> Your instructions: Each entry here needs to be set down again exactly, please; pictures are left out.

□ □ □

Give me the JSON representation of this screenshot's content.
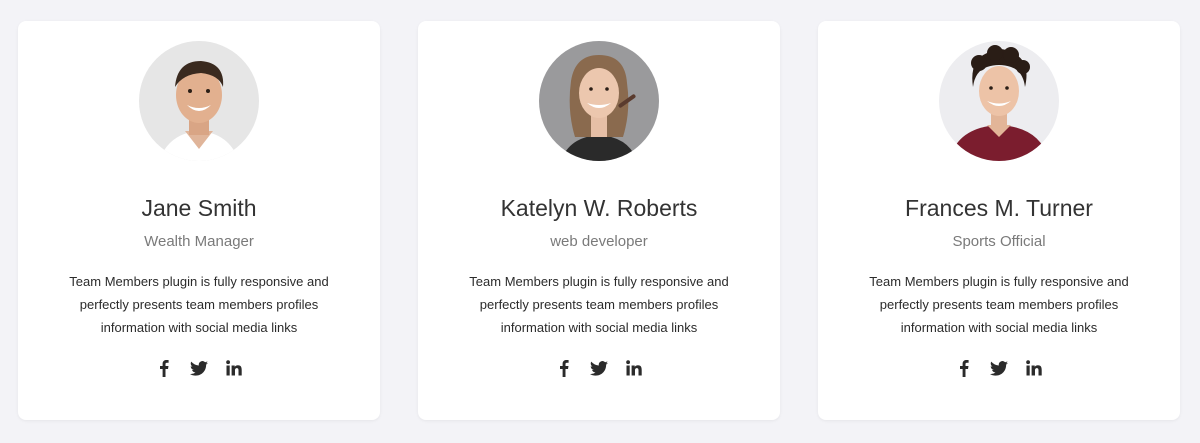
{
  "team": [
    {
      "name": "Jane Smith",
      "role": "Wealth Manager",
      "description": "Team Members plugin is fully responsive and perfectly presents team members profiles information with social media links",
      "photo": "smiling man in white shirt portrait"
    },
    {
      "name": "Katelyn W. Roberts",
      "role": "web developer",
      "description": "Team Members plugin is fully responsive and perfectly presents team members profiles information with social media links",
      "photo": "smiling woman applying makeup portrait"
    },
    {
      "name": "Frances M. Turner",
      "role": "Sports Official",
      "description": "Team Members plugin is fully responsive and perfectly presents team members profiles information with social media links",
      "photo": "curly-haired young man in maroon shirt portrait"
    }
  ],
  "social_icons": [
    "facebook-icon",
    "twitter-icon",
    "linkedin-icon"
  ],
  "colors": {
    "background": "#f3f3f7",
    "card": "#ffffff",
    "name": "#333333",
    "role": "#7a7a7a",
    "icon": "#2b2b2b"
  }
}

□ □ □

> Task solution:
Give me the JSON representation of this screenshot's content.
{
  "team": [
    {
      "name": "Jane Smith",
      "role": "Wealth Manager",
      "description": "Team Members plugin is fully responsive and perfectly presents team members profiles information with social media links",
      "photo": "smiling man in white shirt portrait"
    },
    {
      "name": "Katelyn W. Roberts",
      "role": "web developer",
      "description": "Team Members plugin is fully responsive and perfectly presents team members profiles information with social media links",
      "photo": "smiling woman applying makeup portrait"
    },
    {
      "name": "Frances M. Turner",
      "role": "Sports Official",
      "description": "Team Members plugin is fully responsive and perfectly presents team members profiles information with social media links",
      "photo": "curly-haired young man in maroon shirt portrait"
    }
  ],
  "social_icons": [
    "facebook-icon",
    "twitter-icon",
    "linkedin-icon"
  ],
  "colors": {
    "background": "#f3f3f7",
    "card": "#ffffff",
    "name": "#333333",
    "role": "#7a7a7a",
    "icon": "#2b2b2b"
  }
}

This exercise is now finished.